Identify all lines in the listing that include the word "leaf", and copy them out.
*-*-*
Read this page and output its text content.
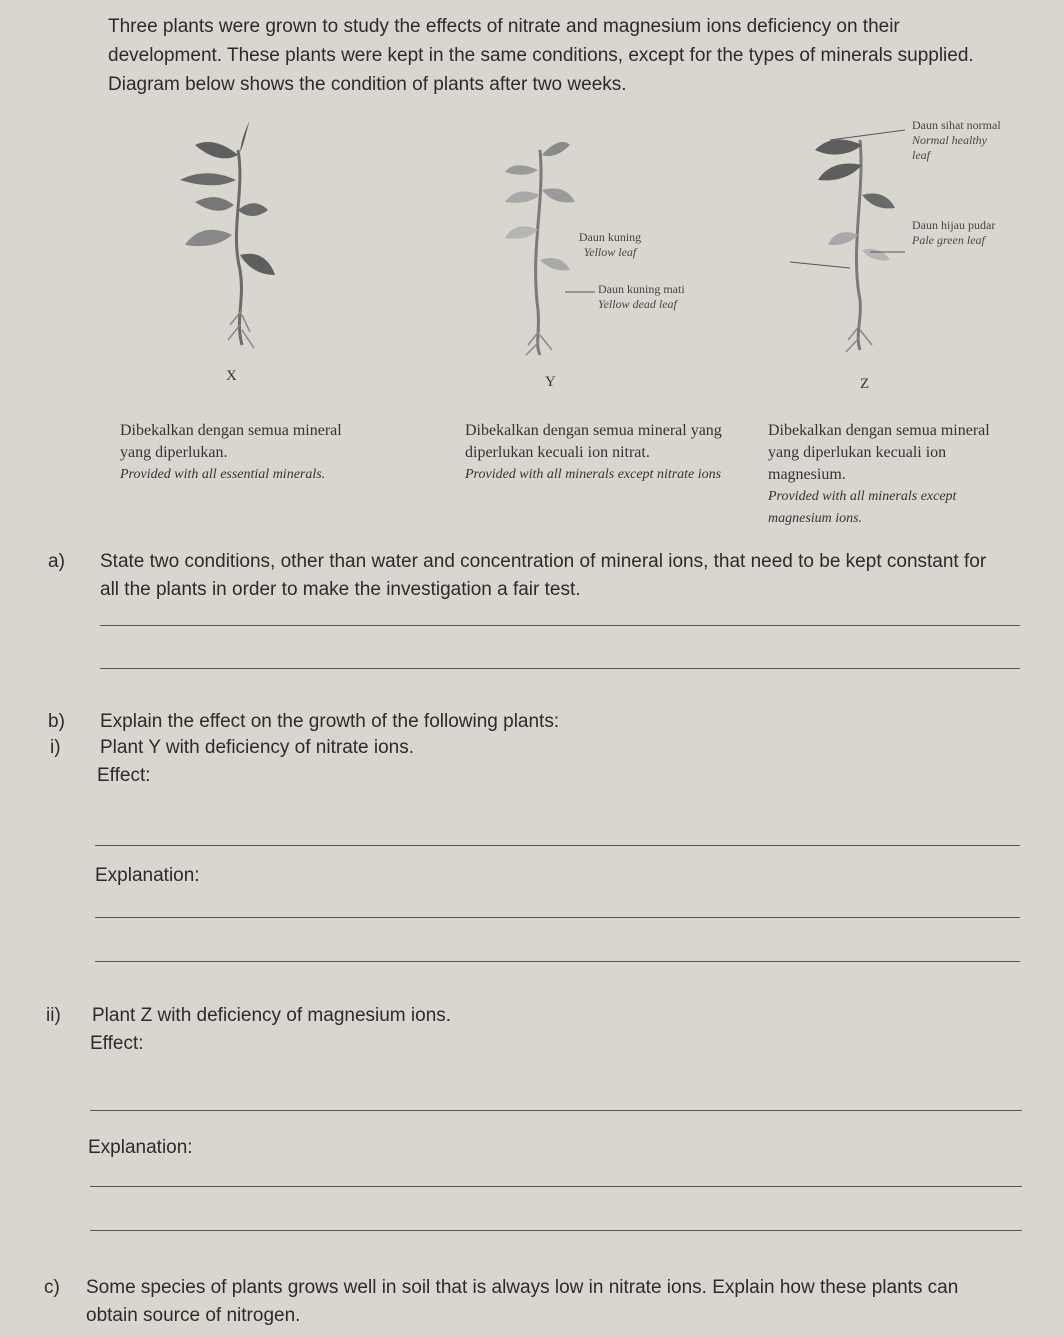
Three plants were grown to study the effects of nitrate and magnesium ions deficiency on their development. These plants were kept in the same conditions, except for the types of minerals supplied. Diagram below shows the condition of plants after two weeks.
Daun kuning
Yellow leaf
Daun kuning mati
Yellow dead leaf
Daun sihat normal
Normal healthy leaf
Daun hijau pudar
Pale green leaf
X	Y	Z
Dibekalkan dengan semua mineral yang diperlukan.
Provided with all essential minerals.
Dibekalkan dengan semua mineral yang diperlukan kecuali ion nitrat.
Provided with all minerals except nitrate ions
Dibekalkan dengan semua mineral yang diperlukan kecuali ion magnesium.
Provided with all minerals except magnesium ions.
a) State two conditions, other than water and concentration of mineral ions, that need to be kept constant for all the plants in order to make the investigation a fair test.
b) Explain the effect on the growth of the following plants:
i) Plant Y with deficiency of nitrate ions.
Effect:
Explanation:
ii) Plant Z with deficiency of magnesium ions.
Effect:
Explanation:
c) Some species of plants grows well in soil that is always low in nitrate ions. Explain how these plants can obtain source of nitrogen.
*-*-*
▶ The reply:
Yellow leaf
Yellow dead leaf
Normal healthy leaf
Pale green leaf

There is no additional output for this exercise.